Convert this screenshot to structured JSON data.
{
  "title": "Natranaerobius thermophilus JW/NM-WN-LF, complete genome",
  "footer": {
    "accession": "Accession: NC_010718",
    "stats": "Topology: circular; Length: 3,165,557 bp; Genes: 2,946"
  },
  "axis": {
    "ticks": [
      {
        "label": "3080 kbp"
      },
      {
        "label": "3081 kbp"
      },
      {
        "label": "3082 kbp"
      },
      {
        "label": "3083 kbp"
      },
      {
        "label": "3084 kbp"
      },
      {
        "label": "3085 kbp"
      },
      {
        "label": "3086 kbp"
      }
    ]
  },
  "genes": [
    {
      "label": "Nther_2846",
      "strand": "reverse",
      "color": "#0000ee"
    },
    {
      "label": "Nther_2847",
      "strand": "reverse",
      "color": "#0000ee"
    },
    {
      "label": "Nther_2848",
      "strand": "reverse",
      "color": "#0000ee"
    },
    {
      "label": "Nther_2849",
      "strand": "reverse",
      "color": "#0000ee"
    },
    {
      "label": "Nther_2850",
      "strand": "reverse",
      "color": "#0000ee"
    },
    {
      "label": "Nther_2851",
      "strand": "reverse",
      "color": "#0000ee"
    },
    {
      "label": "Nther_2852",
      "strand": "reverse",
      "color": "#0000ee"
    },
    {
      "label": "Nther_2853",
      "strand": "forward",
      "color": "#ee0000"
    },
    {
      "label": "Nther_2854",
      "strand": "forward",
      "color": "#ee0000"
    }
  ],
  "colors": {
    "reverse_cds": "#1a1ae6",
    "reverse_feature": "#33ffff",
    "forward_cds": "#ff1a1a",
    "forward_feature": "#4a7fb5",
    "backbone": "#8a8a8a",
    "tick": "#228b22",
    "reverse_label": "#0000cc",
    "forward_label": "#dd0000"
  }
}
● ● ● ● ● ● ●
### The task
Every record must appear in the answer exactly as written.

### Solved problem
Convert this screenshot to structured JSON data.
{
  "title": "Natranaerobius thermophilus JW/NM-WN-LF, complete genome",
  "footer": {
    "accession": "Accession: NC_010718",
    "stats": "Topology: circular; Length: 3,165,557 bp; Genes: 2,946"
  },
  "axis": {
    "ticks": [
      {
        "label": "3080 kbp"
      },
      {
        "label": "3081 kbp"
      },
      {
        "label": "3082 kbp"
      },
      {
        "label": "3083 kbp"
      },
      {
        "label": "3084 kbp"
      },
      {
        "label": "3085 kbp"
      },
      {
        "label": "3086 kbp"
      }
    ]
  },
  "genes": [
    {
      "label": "Nther_2846",
      "strand": "reverse",
      "color": "#0000ee"
    },
    {
      "label": "Nther_2847",
      "strand": "reverse",
      "color": "#0000ee"
    },
    {
      "label": "Nther_2848",
      "strand": "reverse",
      "color": "#0000ee"
    },
    {
      "label": "Nther_2849",
      "strand": "reverse",
      "color": "#0000ee"
    },
    {
      "label": "Nther_2850",
      "strand": "reverse",
      "color": "#0000ee"
    },
    {
      "label": "Nther_2851",
      "strand": "reverse",
      "color": "#0000ee"
    },
    {
      "label": "Nther_2852",
      "strand": "reverse",
      "color": "#0000ee"
    },
    {
      "label": "Nther_2853",
      "strand": "forward",
      "color": "#ee0000"
    },
    {
      "label": "Nther_2854",
      "strand": "forward",
      "color": "#ee0000"
    }
  ],
  "colors": {
    "reverse_cds": "#1a1ae6",
    "reverse_feature": "#33ffff",
    "forward_cds": "#ff1a1a",
    "forward_feature": "#4a7fb5",
    "backbone": "#8a8a8a",
    "tick": "#228b22",
    "reverse_label": "#0000cc",
    "forward_label": "#dd0000"
  }
}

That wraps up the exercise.